> _Written request_: Take all the material and copy it exactly.

> _Information given_:
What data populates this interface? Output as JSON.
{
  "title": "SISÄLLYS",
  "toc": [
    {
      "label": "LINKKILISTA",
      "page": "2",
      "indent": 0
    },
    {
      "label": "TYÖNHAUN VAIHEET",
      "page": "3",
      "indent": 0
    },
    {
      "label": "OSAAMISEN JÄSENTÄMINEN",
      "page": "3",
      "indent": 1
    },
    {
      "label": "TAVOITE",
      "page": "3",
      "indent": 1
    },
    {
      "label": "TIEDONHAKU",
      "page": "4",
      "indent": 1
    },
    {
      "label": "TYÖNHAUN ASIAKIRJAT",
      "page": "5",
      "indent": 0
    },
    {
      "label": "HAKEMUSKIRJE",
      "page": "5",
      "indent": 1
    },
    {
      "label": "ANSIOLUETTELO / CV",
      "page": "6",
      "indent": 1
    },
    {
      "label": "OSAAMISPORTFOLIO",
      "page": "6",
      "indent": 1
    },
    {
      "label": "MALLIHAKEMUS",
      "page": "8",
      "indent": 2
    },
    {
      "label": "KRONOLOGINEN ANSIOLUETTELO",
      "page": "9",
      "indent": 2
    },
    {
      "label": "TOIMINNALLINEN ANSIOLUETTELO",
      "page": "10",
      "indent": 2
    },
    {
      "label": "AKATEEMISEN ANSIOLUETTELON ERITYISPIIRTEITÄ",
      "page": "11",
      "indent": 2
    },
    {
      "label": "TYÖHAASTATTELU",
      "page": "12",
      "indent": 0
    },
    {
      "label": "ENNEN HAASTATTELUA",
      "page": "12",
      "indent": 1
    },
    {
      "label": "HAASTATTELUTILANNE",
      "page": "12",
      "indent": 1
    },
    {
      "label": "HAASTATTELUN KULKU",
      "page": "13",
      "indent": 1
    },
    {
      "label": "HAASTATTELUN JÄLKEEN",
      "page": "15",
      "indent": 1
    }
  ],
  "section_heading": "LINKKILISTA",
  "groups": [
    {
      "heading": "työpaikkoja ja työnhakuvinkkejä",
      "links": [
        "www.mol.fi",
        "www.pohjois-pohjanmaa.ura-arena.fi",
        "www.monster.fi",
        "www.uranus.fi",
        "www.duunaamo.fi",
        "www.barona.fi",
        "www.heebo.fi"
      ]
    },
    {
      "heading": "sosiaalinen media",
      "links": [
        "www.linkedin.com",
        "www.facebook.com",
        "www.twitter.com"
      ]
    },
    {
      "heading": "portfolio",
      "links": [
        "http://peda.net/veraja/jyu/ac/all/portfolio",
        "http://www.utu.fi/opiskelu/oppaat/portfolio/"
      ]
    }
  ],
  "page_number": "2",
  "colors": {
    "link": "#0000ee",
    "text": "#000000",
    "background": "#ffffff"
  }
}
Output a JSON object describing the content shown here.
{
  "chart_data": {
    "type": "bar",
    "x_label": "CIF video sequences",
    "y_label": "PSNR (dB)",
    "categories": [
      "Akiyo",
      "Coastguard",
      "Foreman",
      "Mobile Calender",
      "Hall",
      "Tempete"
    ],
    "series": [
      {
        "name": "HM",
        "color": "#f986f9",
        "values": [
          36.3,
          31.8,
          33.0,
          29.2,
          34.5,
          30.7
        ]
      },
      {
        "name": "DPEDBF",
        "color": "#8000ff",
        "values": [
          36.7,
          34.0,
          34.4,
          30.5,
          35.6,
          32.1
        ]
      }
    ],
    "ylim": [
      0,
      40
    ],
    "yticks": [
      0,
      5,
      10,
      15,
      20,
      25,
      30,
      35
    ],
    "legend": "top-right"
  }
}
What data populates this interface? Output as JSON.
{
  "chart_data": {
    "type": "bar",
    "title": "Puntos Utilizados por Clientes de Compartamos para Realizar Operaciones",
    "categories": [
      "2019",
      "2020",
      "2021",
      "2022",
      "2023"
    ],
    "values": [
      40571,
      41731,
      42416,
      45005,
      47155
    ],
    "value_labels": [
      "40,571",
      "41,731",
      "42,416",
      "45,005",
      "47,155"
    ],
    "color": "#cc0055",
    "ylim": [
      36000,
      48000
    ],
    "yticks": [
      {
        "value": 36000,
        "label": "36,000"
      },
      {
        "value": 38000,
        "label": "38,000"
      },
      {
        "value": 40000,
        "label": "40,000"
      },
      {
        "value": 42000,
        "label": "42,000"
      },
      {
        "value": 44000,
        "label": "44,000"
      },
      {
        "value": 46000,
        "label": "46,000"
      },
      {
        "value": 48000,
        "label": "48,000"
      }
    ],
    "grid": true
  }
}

> _Answer to the exercise_:
What data populates this interface? Output as JSON.
{
  "title": "SISÄLLYS",
  "toc": [
    {
      "label": "LINKKILISTA",
      "page": "2",
      "indent": 0
    },
    {
      "label": "TYÖNHAUN VAIHEET",
      "page": "3",
      "indent": 0
    },
    {
      "label": "OSAAMISEN JÄSENTÄMINEN",
      "page": "3",
      "indent": 1
    },
    {
      "label": "TAVOITE",
      "page": "3",
      "indent": 1
    },
    {
      "label": "TIEDONHAKU",
      "page": "4",
      "indent": 1
    },
    {
      "label": "TYÖNHAUN ASIAKIRJAT",
      "page": "5",
      "indent": 0
    },
    {
      "label": "HAKEMUSKIRJE",
      "page": "5",
      "indent": 1
    },
    {
      "label": "ANSIOLUETTELO / CV",
      "page": "6",
      "indent": 1
    },
    {
      "label": "OSAAMISPORTFOLIO",
      "page": "6",
      "indent": 1
    },
    {
      "label": "MALLIHAKEMUS",
      "page": "8",
      "indent": 2
    },
    {
      "label": "KRONOLOGINEN ANSIOLUETTELO",
      "page": "9",
      "indent": 2
    },
    {
      "label": "TOIMINNALLINEN ANSIOLUETTELO",
      "page": "10",
      "indent": 2
    },
    {
      "label": "AKATEEMISEN ANSIOLUETTELON ERITYISPIIRTEITÄ",
      "page": "11",
      "indent": 2
    },
    {
      "label": "TYÖHAASTATTELU",
      "page": "12",
      "indent": 0
    },
    {
      "label": "ENNEN HAASTATTELUA",
      "page": "12",
      "indent": 1
    },
    {
      "label": "HAASTATTELUTILANNE",
      "page": "12",
      "indent": 1
    },
    {
      "label": "HAASTATTELUN KULKU",
      "page": "13",
      "indent": 1
    },
    {
      "label": "HAASTATTELUN JÄLKEEN",
      "page": "15",
      "indent": 1
    }
  ],
  "section_heading": "LINKKILISTA",
  "groups": [
    {
      "heading": "työpaikkoja ja työnhakuvinkkejä",
      "links": [
        "www.mol.fi",
        "www.pohjois-pohjanmaa.ura-arena.fi",
        "www.monster.fi",
        "www.uranus.fi",
        "www.duunaamo.fi",
        "www.barona.fi",
        "www.heebo.fi"
      ]
    },
    {
      "heading": "sosiaalinen media",
      "links": [
        "www.linkedin.com",
        "www.facebook.com",
        "www.twitter.com"
      ]
    },
    {
      "heading": "portfolio",
      "links": [
        "http://peda.net/veraja/jyu/ac/all/portfolio",
        "http://www.utu.fi/opiskelu/oppaat/portfolio/"
      ]
    }
  ],
  "page_number": "2",
  "colors": {
    "link": "#0000ee",
    "text": "#000000",
    "background": "#ffffff"
  }
}
Output a JSON object describing the content shown here.
{
  "chart_data": {
    "type": "bar",
    "x_label": "CIF video sequences",
    "y_label": "PSNR (dB)",
    "categories": [
      "Akiyo",
      "Coastguard",
      "Foreman",
      "Mobile Calender",
      "Hall",
      "Tempete"
    ],
    "series": [
      {
        "name": "HM",
        "color": "#f986f9",
        "values": [
          36.3,
          31.8,
          33.0,
          29.2,
          34.5,
          30.7
        ]
      },
      {
        "name": "DPEDBF",
        "color": "#8000ff",
        "values": [
          36.7,
          34.0,
          34.4,
          30.5,
          35.6,
          32.1
        ]
      }
    ],
    "ylim": [
      0,
      40
    ],
    "yticks": [
      0,
      5,
      10,
      15,
      20,
      25,
      30,
      35
    ],
    "legend": "top-right"
  }
}
What data populates this interface? Output as JSON.
{
  "chart_data": {
    "type": "bar",
    "title": "Puntos Utilizados por Clientes de Compartamos para Realizar Operaciones",
    "categories": [
      "2019",
      "2020",
      "2021",
      "2022",
      "2023"
    ],
    "values": [
      40571,
      41731,
      42416,
      45005,
      47155
    ],
    "value_labels": [
      "40,571",
      "41,731",
      "42,416",
      "45,005",
      "47,155"
    ],
    "color": "#cc0055",
    "ylim": [
      36000,
      48000
    ],
    "yticks": [
      {
        "value": 36000,
        "label": "36,000"
      },
      {
        "value": 38000,
        "label": "38,000"
      },
      {
        "value": 40000,
        "label": "40,000"
      },
      {
        "value": 42000,
        "label": "42,000"
      },
      {
        "value": 44000,
        "label": "44,000"
      },
      {
        "value": 46000,
        "label": "46,000"
      },
      {
        "value": 48000,
        "label": "48,000"
      }
    ],
    "grid": true
  }
}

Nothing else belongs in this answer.